— BEGIN —

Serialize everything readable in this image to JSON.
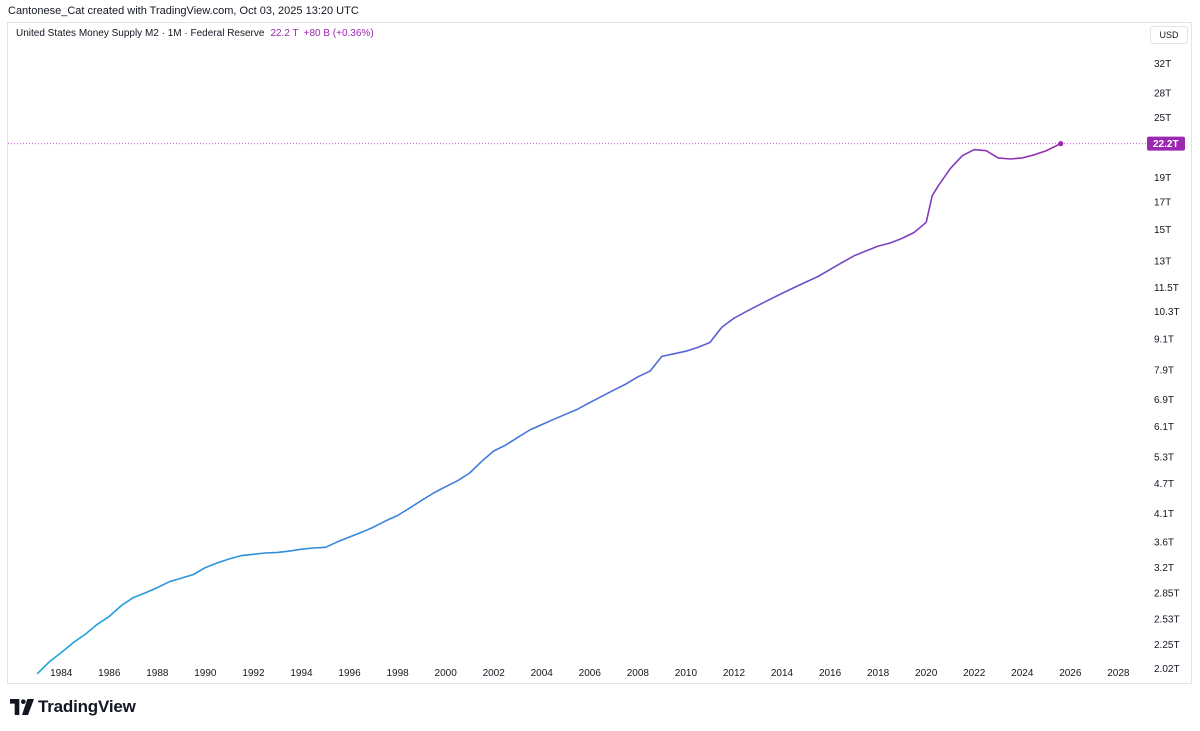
{
  "header": {
    "credit": "Cantonese_Cat created with TradingView.com, Oct 03, 2025 13:20 UTC"
  },
  "legend": {
    "title": "United States Money Supply M2 · 1M · Federal Reserve",
    "value": "22.2 T",
    "change": "+80 B (+0.36%)"
  },
  "axis": {
    "currency": "USD",
    "last_price_label": "22.2T"
  },
  "brand": {
    "name": "TradingView"
  },
  "colors": {
    "line_start": "#1fa6d8",
    "line_mid": "#4a6fdc",
    "line_end": "#9c27b0",
    "price_line": "#d05ad6",
    "label_bg": "#9c27b0"
  },
  "chart_data": {
    "type": "line",
    "title": "United States Money Supply M2 · 1M · Federal Reserve",
    "xlabel": "",
    "ylabel": "",
    "yscale": "log",
    "ylim": [
      1.95,
      35
    ],
    "xlim": [
      1982.7,
      2028.9
    ],
    "grid": false,
    "x_ticks": [
      1984,
      1986,
      1988,
      1990,
      1992,
      1994,
      1996,
      1998,
      2000,
      2002,
      2004,
      2006,
      2008,
      2010,
      2012,
      2014,
      2016,
      2018,
      2020,
      2022,
      2024,
      2026,
      2028
    ],
    "y_ticks": [
      {
        "value": 2.02,
        "label": "2.02T"
      },
      {
        "value": 2.25,
        "label": "2.25T"
      },
      {
        "value": 2.53,
        "label": "2.53T"
      },
      {
        "value": 2.85,
        "label": "2.85T"
      },
      {
        "value": 3.2,
        "label": "3.2T"
      },
      {
        "value": 3.6,
        "label": "3.6T"
      },
      {
        "value": 4.1,
        "label": "4.1T"
      },
      {
        "value": 4.7,
        "label": "4.7T"
      },
      {
        "value": 5.3,
        "label": "5.3T"
      },
      {
        "value": 6.1,
        "label": "6.1T"
      },
      {
        "value": 6.9,
        "label": "6.9T"
      },
      {
        "value": 7.9,
        "label": "7.9T"
      },
      {
        "value": 9.1,
        "label": "9.1T"
      },
      {
        "value": 10.3,
        "label": "10.3T"
      },
      {
        "value": 11.5,
        "label": "11.5T"
      },
      {
        "value": 13,
        "label": "13T"
      },
      {
        "value": 15,
        "label": "15T"
      },
      {
        "value": 17,
        "label": "17T"
      },
      {
        "value": 19,
        "label": "19T"
      },
      {
        "value": 25,
        "label": "25T"
      },
      {
        "value": 28,
        "label": "28T"
      },
      {
        "value": 32,
        "label": "32T"
      }
    ],
    "last_value": 22.2,
    "series": [
      {
        "values_unit": "T",
        "x": [
          1983.0,
          1983.5,
          1984.0,
          1984.5,
          1985.0,
          1985.5,
          1986.0,
          1986.5,
          1987.0,
          1987.5,
          1988.0,
          1988.5,
          1989.0,
          1989.5,
          1990.0,
          1990.5,
          1991.0,
          1991.5,
          1992.0,
          1992.5,
          1993.0,
          1993.5,
          1994.0,
          1994.5,
          1995.0,
          1995.5,
          1996.0,
          1996.5,
          1997.0,
          1997.5,
          1998.0,
          1998.5,
          1999.0,
          1999.5,
          2000.0,
          2000.5,
          2001.0,
          2001.5,
          2002.0,
          2002.5,
          2003.0,
          2003.5,
          2004.0,
          2004.5,
          2005.0,
          2005.5,
          2006.0,
          2006.5,
          2007.0,
          2007.5,
          2008.0,
          2008.5,
          2009.0,
          2009.5,
          2010.0,
          2010.5,
          2011.0,
          2011.5,
          2012.0,
          2012.5,
          2013.0,
          2013.5,
          2014.0,
          2014.5,
          2015.0,
          2015.5,
          2016.0,
          2016.5,
          2017.0,
          2017.5,
          2018.0,
          2018.5,
          2019.0,
          2019.5,
          2020.0,
          2020.25,
          2020.5,
          2021.0,
          2021.5,
          2022.0,
          2022.5,
          2023.0,
          2023.5,
          2024.0,
          2024.5,
          2025.0,
          2025.6
        ],
        "values": [
          1.97,
          2.08,
          2.17,
          2.27,
          2.36,
          2.47,
          2.56,
          2.69,
          2.79,
          2.85,
          2.92,
          3.0,
          3.05,
          3.1,
          3.2,
          3.27,
          3.33,
          3.38,
          3.4,
          3.42,
          3.43,
          3.45,
          3.48,
          3.5,
          3.51,
          3.6,
          3.68,
          3.76,
          3.85,
          3.96,
          4.06,
          4.2,
          4.35,
          4.5,
          4.63,
          4.76,
          4.93,
          5.2,
          5.45,
          5.6,
          5.8,
          6.0,
          6.15,
          6.3,
          6.45,
          6.6,
          6.8,
          7.0,
          7.2,
          7.4,
          7.65,
          7.85,
          8.4,
          8.5,
          8.6,
          8.75,
          8.95,
          9.6,
          10.0,
          10.3,
          10.6,
          10.9,
          11.2,
          11.5,
          11.8,
          12.1,
          12.5,
          12.9,
          13.3,
          13.6,
          13.9,
          14.1,
          14.4,
          14.8,
          15.5,
          17.5,
          18.3,
          19.8,
          21.0,
          21.6,
          21.5,
          20.8,
          20.7,
          20.8,
          21.1,
          21.5,
          22.2
        ]
      }
    ]
  }
}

— END —

__Direction__
Exclude the images and reproduce the remaining data exactly.

__The completed task__
Serialize everything readable in this image to JSON.
{
  "header": {
    "credit": "Cantonese_Cat created with TradingView.com, Oct 03, 2025 13:20 UTC"
  },
  "legend": {
    "title": "United States Money Supply M2 · 1M · Federal Reserve",
    "value": "22.2 T",
    "change": "+80 B (+0.36%)"
  },
  "axis": {
    "currency": "USD",
    "last_price_label": "22.2T"
  },
  "brand": {
    "name": "TradingView"
  },
  "colors": {
    "line_start": "#1fa6d8",
    "line_mid": "#4a6fdc",
    "line_end": "#9c27b0",
    "price_line": "#d05ad6",
    "label_bg": "#9c27b0"
  },
  "chart_data": {
    "type": "line",
    "title": "United States Money Supply M2 · 1M · Federal Reserve",
    "xlabel": "",
    "ylabel": "",
    "yscale": "log",
    "ylim": [
      1.95,
      35
    ],
    "xlim": [
      1982.7,
      2028.9
    ],
    "grid": false,
    "x_ticks": [
      1984,
      1986,
      1988,
      1990,
      1992,
      1994,
      1996,
      1998,
      2000,
      2002,
      2004,
      2006,
      2008,
      2010,
      2012,
      2014,
      2016,
      2018,
      2020,
      2022,
      2024,
      2026,
      2028
    ],
    "y_ticks": [
      {
        "value": 2.02,
        "label": "2.02T"
      },
      {
        "value": 2.25,
        "label": "2.25T"
      },
      {
        "value": 2.53,
        "label": "2.53T"
      },
      {
        "value": 2.85,
        "label": "2.85T"
      },
      {
        "value": 3.2,
        "label": "3.2T"
      },
      {
        "value": 3.6,
        "label": "3.6T"
      },
      {
        "value": 4.1,
        "label": "4.1T"
      },
      {
        "value": 4.7,
        "label": "4.7T"
      },
      {
        "value": 5.3,
        "label": "5.3T"
      },
      {
        "value": 6.1,
        "label": "6.1T"
      },
      {
        "value": 6.9,
        "label": "6.9T"
      },
      {
        "value": 7.9,
        "label": "7.9T"
      },
      {
        "value": 9.1,
        "label": "9.1T"
      },
      {
        "value": 10.3,
        "label": "10.3T"
      },
      {
        "value": 11.5,
        "label": "11.5T"
      },
      {
        "value": 13,
        "label": "13T"
      },
      {
        "value": 15,
        "label": "15T"
      },
      {
        "value": 17,
        "label": "17T"
      },
      {
        "value": 19,
        "label": "19T"
      },
      {
        "value": 25,
        "label": "25T"
      },
      {
        "value": 28,
        "label": "28T"
      },
      {
        "value": 32,
        "label": "32T"
      }
    ],
    "last_value": 22.2,
    "series": [
      {
        "values_unit": "T",
        "x": [
          1983.0,
          1983.5,
          1984.0,
          1984.5,
          1985.0,
          1985.5,
          1986.0,
          1986.5,
          1987.0,
          1987.5,
          1988.0,
          1988.5,
          1989.0,
          1989.5,
          1990.0,
          1990.5,
          1991.0,
          1991.5,
          1992.0,
          1992.5,
          1993.0,
          1993.5,
          1994.0,
          1994.5,
          1995.0,
          1995.5,
          1996.0,
          1996.5,
          1997.0,
          1997.5,
          1998.0,
          1998.5,
          1999.0,
          1999.5,
          2000.0,
          2000.5,
          2001.0,
          2001.5,
          2002.0,
          2002.5,
          2003.0,
          2003.5,
          2004.0,
          2004.5,
          2005.0,
          2005.5,
          2006.0,
          2006.5,
          2007.0,
          2007.5,
          2008.0,
          2008.5,
          2009.0,
          2009.5,
          2010.0,
          2010.5,
          2011.0,
          2011.5,
          2012.0,
          2012.5,
          2013.0,
          2013.5,
          2014.0,
          2014.5,
          2015.0,
          2015.5,
          2016.0,
          2016.5,
          2017.0,
          2017.5,
          2018.0,
          2018.5,
          2019.0,
          2019.5,
          2020.0,
          2020.25,
          2020.5,
          2021.0,
          2021.5,
          2022.0,
          2022.5,
          2023.0,
          2023.5,
          2024.0,
          2024.5,
          2025.0,
          2025.6
        ],
        "values": [
          1.97,
          2.08,
          2.17,
          2.27,
          2.36,
          2.47,
          2.56,
          2.69,
          2.79,
          2.85,
          2.92,
          3.0,
          3.05,
          3.1,
          3.2,
          3.27,
          3.33,
          3.38,
          3.4,
          3.42,
          3.43,
          3.45,
          3.48,
          3.5,
          3.51,
          3.6,
          3.68,
          3.76,
          3.85,
          3.96,
          4.06,
          4.2,
          4.35,
          4.5,
          4.63,
          4.76,
          4.93,
          5.2,
          5.45,
          5.6,
          5.8,
          6.0,
          6.15,
          6.3,
          6.45,
          6.6,
          6.8,
          7.0,
          7.2,
          7.4,
          7.65,
          7.85,
          8.4,
          8.5,
          8.6,
          8.75,
          8.95,
          9.6,
          10.0,
          10.3,
          10.6,
          10.9,
          11.2,
          11.5,
          11.8,
          12.1,
          12.5,
          12.9,
          13.3,
          13.6,
          13.9,
          14.1,
          14.4,
          14.8,
          15.5,
          17.5,
          18.3,
          19.8,
          21.0,
          21.6,
          21.5,
          20.8,
          20.7,
          20.8,
          21.1,
          21.5,
          22.2
        ]
      }
    ]
  }
}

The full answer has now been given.